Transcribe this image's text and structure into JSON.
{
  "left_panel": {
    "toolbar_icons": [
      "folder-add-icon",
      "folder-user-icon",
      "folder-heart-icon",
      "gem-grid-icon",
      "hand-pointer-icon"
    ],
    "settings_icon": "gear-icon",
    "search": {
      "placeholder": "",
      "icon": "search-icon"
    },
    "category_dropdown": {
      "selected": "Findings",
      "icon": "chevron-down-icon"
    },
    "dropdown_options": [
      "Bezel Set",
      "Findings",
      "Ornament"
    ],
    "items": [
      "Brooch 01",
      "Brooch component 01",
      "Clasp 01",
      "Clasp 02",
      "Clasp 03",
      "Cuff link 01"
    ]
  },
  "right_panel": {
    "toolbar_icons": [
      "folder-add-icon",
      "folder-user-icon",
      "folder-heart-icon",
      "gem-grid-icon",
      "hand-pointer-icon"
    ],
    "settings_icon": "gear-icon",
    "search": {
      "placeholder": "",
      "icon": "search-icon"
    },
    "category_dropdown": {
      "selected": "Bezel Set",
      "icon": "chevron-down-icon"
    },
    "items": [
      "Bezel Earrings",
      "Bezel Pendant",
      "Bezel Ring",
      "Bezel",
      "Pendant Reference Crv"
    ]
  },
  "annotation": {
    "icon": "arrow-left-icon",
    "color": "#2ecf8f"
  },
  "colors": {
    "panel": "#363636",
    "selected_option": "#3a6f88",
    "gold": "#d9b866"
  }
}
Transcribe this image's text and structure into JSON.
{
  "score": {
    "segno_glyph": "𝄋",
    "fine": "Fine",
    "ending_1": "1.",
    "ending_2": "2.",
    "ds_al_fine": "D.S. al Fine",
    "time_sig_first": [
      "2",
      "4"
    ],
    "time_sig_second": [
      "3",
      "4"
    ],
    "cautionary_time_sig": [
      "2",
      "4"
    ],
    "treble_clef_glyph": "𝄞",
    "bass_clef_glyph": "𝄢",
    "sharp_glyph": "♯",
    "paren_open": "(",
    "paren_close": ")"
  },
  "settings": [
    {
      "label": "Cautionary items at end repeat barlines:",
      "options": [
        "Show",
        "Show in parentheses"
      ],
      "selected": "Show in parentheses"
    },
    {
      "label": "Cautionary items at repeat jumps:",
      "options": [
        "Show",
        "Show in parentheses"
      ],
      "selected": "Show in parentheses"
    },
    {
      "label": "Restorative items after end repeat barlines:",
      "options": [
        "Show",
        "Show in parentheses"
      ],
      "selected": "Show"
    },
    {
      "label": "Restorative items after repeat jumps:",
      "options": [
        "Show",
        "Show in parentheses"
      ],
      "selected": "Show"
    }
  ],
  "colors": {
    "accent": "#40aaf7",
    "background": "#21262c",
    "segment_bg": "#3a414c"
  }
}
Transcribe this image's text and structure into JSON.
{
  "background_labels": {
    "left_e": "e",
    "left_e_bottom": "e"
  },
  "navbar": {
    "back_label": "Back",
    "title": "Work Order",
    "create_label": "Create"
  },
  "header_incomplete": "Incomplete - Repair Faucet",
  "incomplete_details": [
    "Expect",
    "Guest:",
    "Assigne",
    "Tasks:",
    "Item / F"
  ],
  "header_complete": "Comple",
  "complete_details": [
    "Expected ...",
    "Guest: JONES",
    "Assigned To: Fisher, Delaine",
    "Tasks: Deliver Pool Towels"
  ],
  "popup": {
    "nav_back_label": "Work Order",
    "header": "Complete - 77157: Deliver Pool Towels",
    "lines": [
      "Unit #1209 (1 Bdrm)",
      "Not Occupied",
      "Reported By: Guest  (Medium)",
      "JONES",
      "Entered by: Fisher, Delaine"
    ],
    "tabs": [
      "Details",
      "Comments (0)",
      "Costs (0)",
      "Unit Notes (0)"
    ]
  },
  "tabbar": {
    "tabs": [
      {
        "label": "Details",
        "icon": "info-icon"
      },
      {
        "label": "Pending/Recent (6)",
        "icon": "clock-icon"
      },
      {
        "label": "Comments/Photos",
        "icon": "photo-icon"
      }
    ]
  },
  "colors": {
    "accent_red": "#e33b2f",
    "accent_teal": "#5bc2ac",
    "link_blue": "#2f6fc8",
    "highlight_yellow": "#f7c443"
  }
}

****************************************

**Exercise description:** Copy all lines in the listing above where the string "Bezel" appears.

**Completed exercise:**
      "Bezel Set",
      "selected": "Bezel Set",
      "Bezel Earrings",
      "Bezel Pendant",
      "Bezel Ring",
      "Bezel",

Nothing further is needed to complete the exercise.